WHAT IS NEEDED
Show each line from the listing that includes the word "customized".

#### RECORDS TO USE ####

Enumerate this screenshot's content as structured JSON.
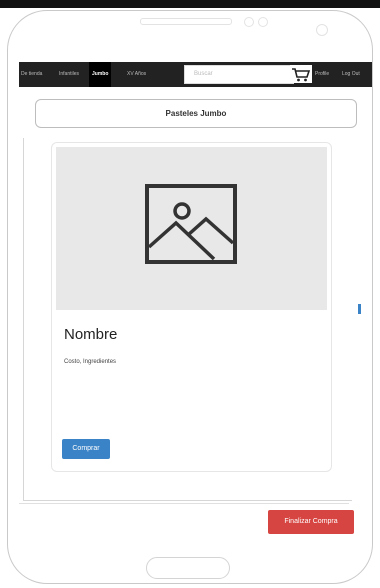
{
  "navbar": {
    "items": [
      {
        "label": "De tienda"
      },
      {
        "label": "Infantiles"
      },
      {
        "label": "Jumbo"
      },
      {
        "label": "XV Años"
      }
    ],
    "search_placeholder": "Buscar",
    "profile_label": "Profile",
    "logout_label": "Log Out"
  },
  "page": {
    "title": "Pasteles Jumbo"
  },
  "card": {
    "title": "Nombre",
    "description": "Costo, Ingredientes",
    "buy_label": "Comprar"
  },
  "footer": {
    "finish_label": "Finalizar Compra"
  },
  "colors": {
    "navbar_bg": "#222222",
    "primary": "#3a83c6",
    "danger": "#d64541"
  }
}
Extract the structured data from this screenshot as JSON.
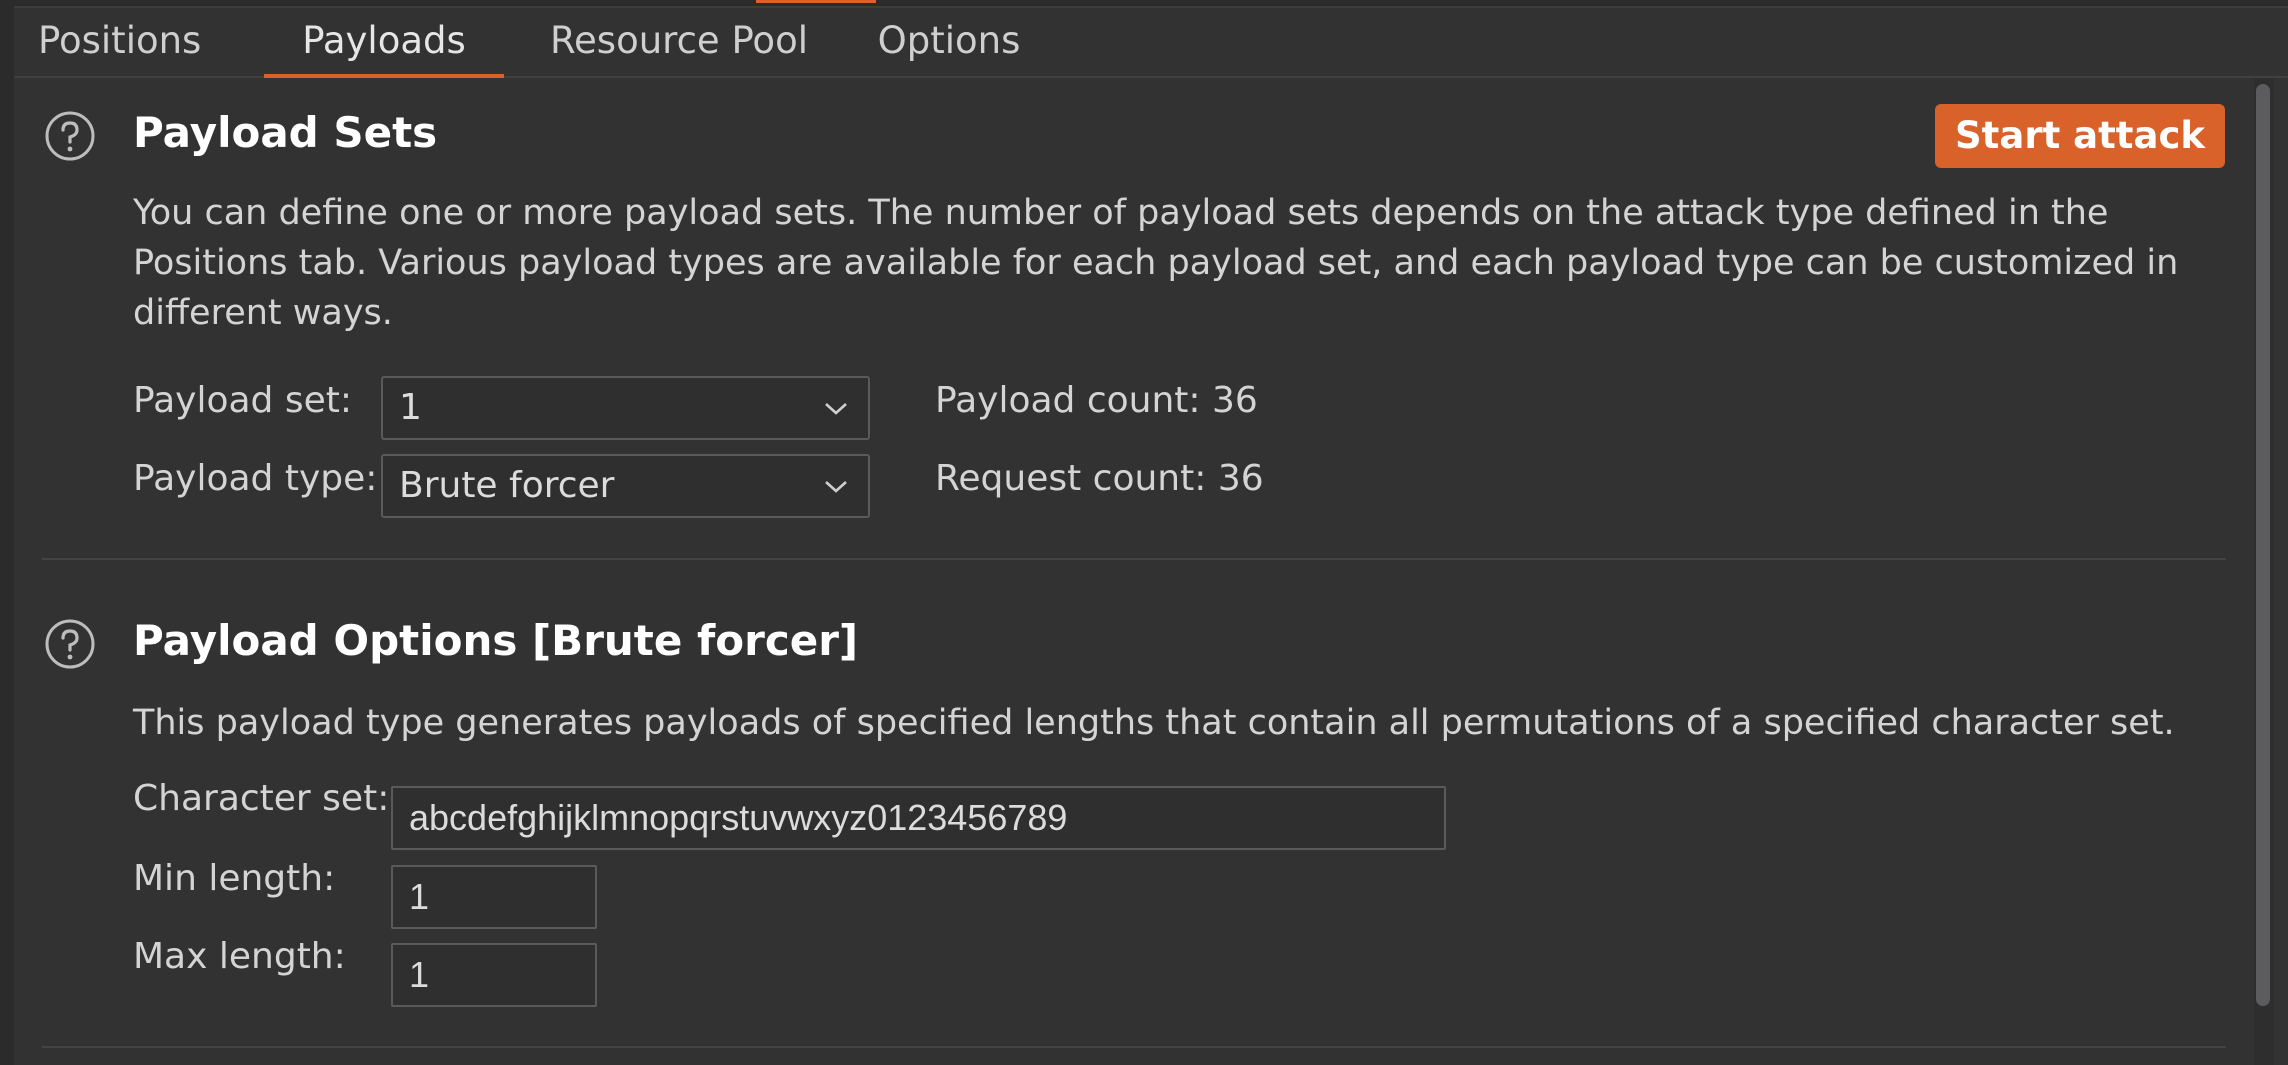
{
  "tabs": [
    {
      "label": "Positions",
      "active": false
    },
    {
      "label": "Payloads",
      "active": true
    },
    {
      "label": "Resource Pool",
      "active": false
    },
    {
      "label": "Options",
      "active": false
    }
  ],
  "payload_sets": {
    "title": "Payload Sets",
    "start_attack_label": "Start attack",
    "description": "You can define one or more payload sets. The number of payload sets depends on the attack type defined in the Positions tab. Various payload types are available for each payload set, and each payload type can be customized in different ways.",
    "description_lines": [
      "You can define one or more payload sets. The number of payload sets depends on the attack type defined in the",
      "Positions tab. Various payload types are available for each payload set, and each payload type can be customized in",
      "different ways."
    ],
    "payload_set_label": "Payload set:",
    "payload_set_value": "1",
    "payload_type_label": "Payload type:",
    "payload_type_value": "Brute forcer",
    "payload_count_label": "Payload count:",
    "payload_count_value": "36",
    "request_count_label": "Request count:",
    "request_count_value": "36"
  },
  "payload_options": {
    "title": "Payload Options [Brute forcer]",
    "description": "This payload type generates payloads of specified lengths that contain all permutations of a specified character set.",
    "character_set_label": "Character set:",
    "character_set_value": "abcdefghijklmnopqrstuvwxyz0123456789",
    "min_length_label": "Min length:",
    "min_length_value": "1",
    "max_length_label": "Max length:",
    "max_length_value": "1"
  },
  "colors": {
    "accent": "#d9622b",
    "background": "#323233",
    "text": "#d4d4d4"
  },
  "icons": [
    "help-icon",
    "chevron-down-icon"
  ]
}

####

OUTPUT
    "description": "You can define one or more payload sets. The number of payload sets depends on the attack type defined in the Positions tab. Various payload types are available for each payload set, and each payload type can be customized in different ways.",
      "Positions tab. Various payload types are available for each payload set, and each payload type can be customized in",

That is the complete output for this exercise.